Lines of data
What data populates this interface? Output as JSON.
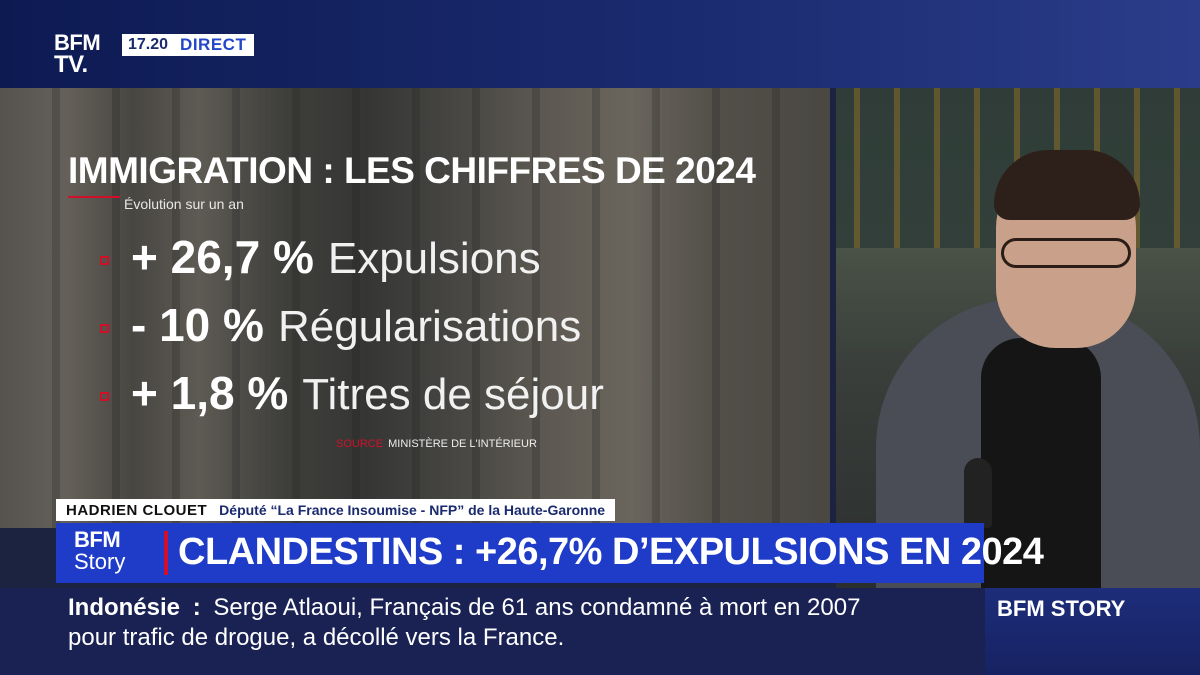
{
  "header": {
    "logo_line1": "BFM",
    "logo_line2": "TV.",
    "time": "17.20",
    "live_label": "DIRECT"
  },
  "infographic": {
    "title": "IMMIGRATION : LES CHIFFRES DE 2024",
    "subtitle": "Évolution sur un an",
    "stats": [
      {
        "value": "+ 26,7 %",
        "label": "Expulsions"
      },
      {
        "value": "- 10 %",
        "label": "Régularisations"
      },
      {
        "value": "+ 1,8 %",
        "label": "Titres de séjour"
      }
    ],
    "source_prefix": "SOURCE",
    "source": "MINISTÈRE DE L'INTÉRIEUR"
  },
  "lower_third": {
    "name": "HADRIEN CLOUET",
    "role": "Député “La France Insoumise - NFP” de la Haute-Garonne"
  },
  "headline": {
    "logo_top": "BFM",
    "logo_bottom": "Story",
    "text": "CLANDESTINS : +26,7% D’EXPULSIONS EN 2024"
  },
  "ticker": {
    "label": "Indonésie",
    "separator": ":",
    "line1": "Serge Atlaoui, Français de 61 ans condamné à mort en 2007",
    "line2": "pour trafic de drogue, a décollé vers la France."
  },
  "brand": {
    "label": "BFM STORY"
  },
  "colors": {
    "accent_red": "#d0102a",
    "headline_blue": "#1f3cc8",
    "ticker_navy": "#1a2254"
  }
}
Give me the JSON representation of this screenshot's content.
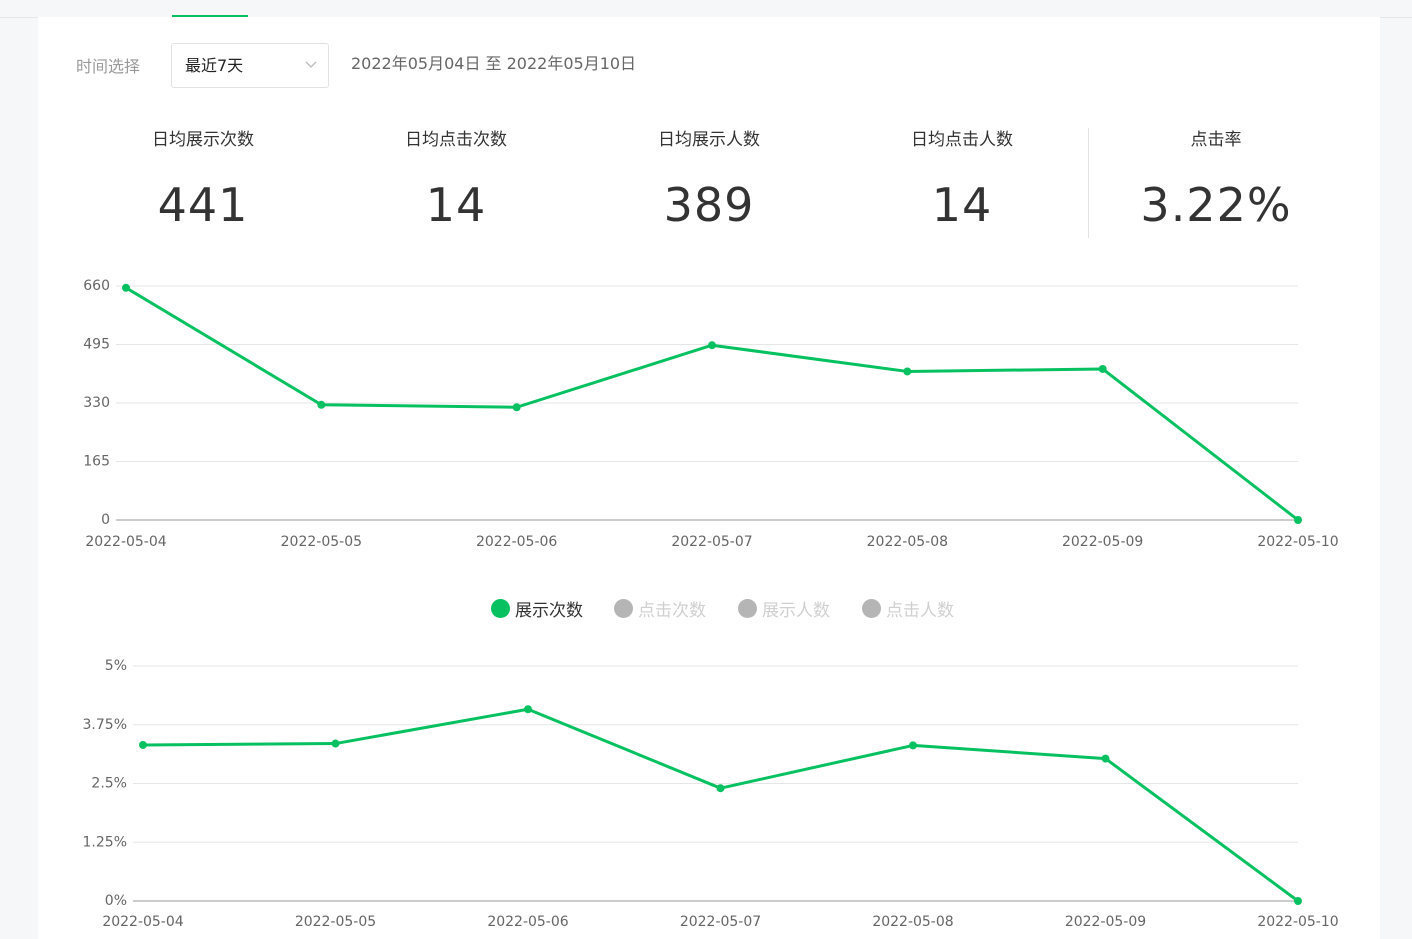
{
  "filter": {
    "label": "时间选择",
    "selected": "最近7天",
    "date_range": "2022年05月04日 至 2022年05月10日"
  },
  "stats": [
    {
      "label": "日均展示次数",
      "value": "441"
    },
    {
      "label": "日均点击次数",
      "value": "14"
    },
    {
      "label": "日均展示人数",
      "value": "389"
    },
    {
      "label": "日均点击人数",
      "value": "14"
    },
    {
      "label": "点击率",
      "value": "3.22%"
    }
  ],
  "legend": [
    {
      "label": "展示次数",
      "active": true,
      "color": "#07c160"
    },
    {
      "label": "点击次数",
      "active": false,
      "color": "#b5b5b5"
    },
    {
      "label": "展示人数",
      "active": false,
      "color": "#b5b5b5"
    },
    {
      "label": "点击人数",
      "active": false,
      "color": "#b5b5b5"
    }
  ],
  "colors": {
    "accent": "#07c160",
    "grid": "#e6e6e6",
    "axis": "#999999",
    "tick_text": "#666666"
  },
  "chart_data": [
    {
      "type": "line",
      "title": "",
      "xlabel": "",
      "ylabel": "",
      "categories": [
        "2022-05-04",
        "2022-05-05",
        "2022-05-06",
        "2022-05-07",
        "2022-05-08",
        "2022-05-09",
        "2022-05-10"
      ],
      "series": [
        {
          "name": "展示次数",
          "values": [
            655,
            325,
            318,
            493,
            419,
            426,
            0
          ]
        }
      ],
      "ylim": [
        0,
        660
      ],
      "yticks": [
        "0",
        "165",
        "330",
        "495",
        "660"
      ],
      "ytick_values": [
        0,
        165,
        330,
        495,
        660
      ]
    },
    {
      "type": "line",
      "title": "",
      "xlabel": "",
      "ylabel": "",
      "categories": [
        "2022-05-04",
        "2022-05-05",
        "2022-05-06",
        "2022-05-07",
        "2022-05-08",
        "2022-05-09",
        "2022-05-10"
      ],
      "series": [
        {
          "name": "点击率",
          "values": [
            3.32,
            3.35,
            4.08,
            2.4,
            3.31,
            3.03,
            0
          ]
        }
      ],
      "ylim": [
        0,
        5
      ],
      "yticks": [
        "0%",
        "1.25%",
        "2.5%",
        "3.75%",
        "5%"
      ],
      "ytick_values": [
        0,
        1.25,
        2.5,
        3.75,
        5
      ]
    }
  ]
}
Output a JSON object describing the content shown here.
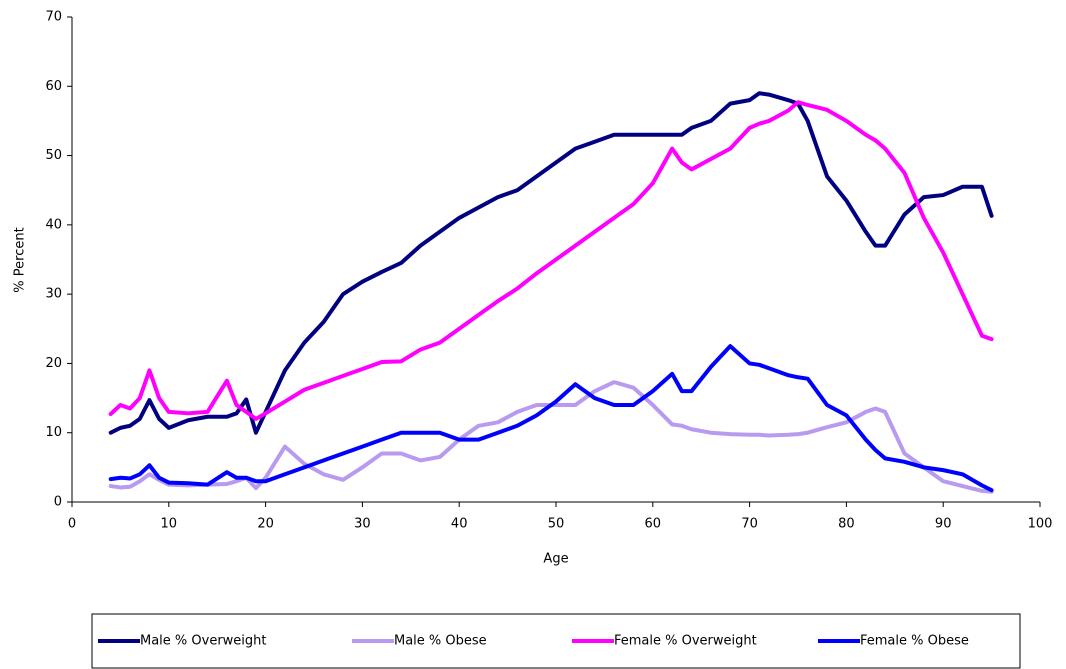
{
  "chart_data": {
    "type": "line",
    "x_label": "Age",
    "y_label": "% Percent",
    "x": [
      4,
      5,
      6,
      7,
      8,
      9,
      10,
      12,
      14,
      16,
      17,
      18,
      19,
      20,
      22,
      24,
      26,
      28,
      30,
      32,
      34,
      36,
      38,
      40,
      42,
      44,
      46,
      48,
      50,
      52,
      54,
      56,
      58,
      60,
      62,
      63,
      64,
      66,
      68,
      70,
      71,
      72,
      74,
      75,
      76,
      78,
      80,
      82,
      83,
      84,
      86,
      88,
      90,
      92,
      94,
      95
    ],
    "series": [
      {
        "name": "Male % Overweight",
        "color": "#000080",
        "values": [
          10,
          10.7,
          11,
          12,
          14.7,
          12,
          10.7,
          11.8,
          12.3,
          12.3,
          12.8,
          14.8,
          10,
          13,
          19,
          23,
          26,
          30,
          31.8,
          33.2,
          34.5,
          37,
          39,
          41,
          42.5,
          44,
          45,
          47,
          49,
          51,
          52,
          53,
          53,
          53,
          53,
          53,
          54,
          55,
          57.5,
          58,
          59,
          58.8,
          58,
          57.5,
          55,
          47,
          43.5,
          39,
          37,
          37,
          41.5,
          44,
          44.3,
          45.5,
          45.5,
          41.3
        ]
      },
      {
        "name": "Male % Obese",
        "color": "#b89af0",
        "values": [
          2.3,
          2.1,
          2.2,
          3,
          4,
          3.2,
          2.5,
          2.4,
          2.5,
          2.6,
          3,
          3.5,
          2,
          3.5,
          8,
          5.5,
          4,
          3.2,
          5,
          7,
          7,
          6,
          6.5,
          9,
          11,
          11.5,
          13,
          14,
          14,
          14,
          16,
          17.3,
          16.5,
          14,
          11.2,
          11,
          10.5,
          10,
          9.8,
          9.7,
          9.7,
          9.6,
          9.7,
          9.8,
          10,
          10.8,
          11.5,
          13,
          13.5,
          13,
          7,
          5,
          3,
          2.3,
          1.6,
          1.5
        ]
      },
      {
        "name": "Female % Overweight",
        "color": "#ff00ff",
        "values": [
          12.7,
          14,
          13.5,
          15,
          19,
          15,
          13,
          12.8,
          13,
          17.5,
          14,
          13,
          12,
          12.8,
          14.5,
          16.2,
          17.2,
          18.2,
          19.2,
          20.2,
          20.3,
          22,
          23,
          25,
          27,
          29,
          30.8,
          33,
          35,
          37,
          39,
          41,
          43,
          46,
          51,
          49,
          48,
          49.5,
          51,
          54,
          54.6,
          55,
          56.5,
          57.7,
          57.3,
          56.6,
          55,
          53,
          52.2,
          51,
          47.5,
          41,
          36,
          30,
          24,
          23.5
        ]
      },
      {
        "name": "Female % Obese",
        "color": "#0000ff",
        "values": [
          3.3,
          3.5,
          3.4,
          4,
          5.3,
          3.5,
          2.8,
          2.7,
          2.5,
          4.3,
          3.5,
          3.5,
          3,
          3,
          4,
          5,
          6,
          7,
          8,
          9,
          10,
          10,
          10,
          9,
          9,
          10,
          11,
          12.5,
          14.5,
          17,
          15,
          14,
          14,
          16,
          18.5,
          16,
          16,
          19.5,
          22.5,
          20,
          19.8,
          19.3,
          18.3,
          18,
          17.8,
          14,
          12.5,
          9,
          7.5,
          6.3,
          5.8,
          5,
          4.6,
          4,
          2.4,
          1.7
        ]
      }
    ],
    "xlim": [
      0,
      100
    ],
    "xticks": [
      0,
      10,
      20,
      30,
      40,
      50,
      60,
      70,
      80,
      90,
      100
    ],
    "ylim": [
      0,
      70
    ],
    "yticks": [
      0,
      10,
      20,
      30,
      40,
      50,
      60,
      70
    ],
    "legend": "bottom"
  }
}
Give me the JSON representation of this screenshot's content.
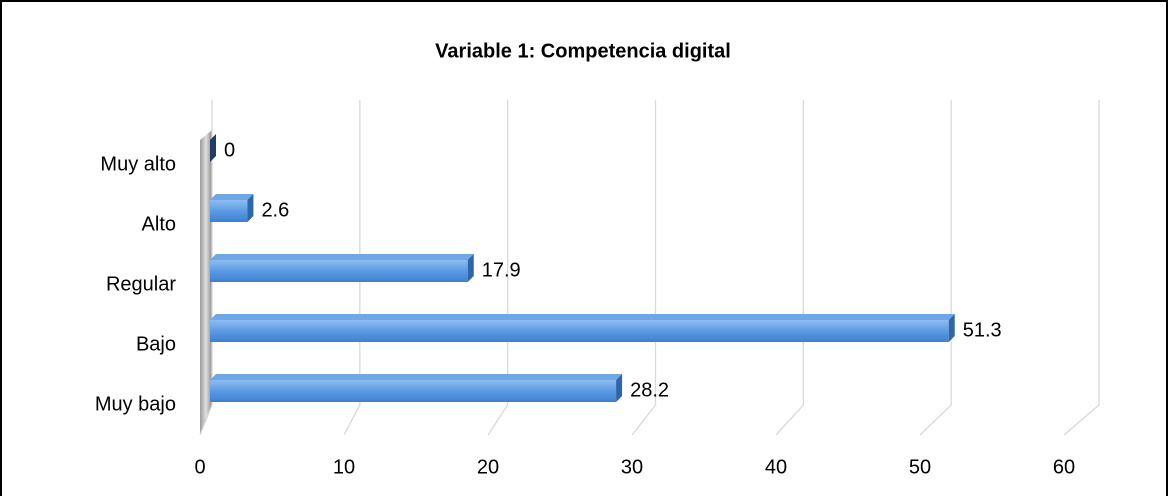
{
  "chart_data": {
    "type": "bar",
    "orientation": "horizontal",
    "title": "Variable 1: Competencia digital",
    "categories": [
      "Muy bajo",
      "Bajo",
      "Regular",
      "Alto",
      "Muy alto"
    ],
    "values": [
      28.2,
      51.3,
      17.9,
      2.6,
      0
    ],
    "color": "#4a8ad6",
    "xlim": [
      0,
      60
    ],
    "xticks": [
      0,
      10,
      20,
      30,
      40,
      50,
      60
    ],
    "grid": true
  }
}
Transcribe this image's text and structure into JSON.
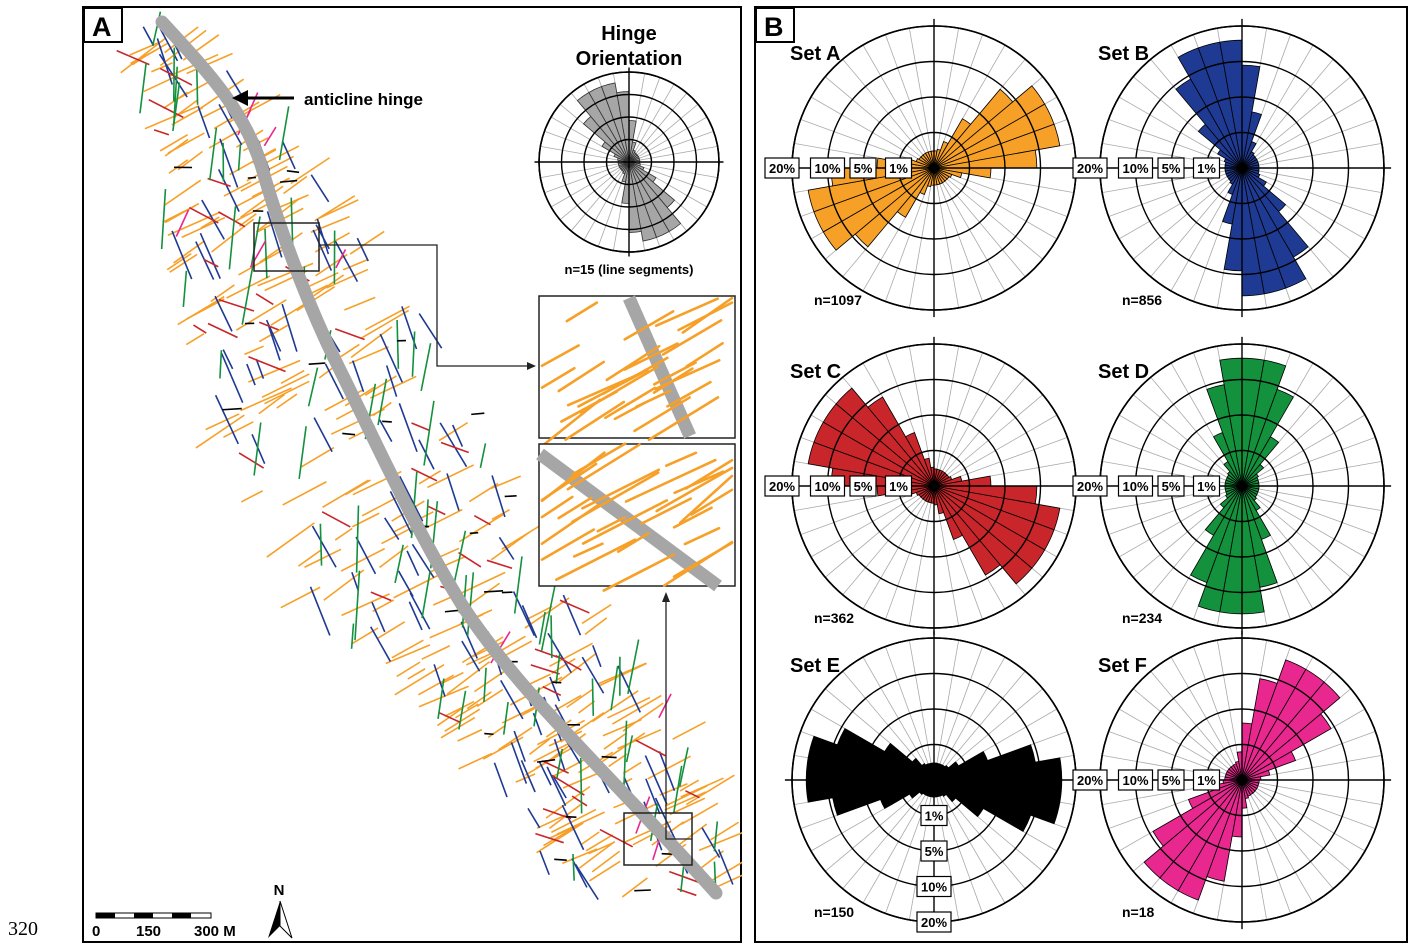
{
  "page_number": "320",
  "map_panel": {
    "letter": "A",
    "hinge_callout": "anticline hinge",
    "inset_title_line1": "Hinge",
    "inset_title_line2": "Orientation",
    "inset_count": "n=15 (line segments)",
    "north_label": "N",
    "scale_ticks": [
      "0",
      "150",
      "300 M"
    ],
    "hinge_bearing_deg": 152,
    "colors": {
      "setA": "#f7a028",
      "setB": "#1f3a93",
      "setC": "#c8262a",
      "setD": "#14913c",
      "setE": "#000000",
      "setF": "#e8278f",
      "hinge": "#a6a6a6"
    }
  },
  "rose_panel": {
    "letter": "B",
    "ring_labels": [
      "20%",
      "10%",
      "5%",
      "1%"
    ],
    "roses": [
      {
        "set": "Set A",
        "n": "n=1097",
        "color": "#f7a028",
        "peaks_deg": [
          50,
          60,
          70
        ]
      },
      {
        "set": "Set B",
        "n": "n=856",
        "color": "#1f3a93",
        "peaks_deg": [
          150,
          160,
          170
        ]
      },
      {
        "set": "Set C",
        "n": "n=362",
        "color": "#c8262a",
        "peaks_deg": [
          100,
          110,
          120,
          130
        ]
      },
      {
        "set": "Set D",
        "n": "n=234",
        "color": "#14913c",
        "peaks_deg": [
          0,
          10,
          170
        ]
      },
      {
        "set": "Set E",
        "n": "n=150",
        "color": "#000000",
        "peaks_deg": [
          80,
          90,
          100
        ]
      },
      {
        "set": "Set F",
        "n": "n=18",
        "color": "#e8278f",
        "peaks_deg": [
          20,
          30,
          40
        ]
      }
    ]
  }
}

§ **To do**:
From the records, copy every line that has the string "France" in it.

§ **Response for this exercise**:
    "role": "Député “La France Insoumise - NFP” de la Haute-Garonne"
    "line2": "pour trafic de drogue, a décollé vers la France."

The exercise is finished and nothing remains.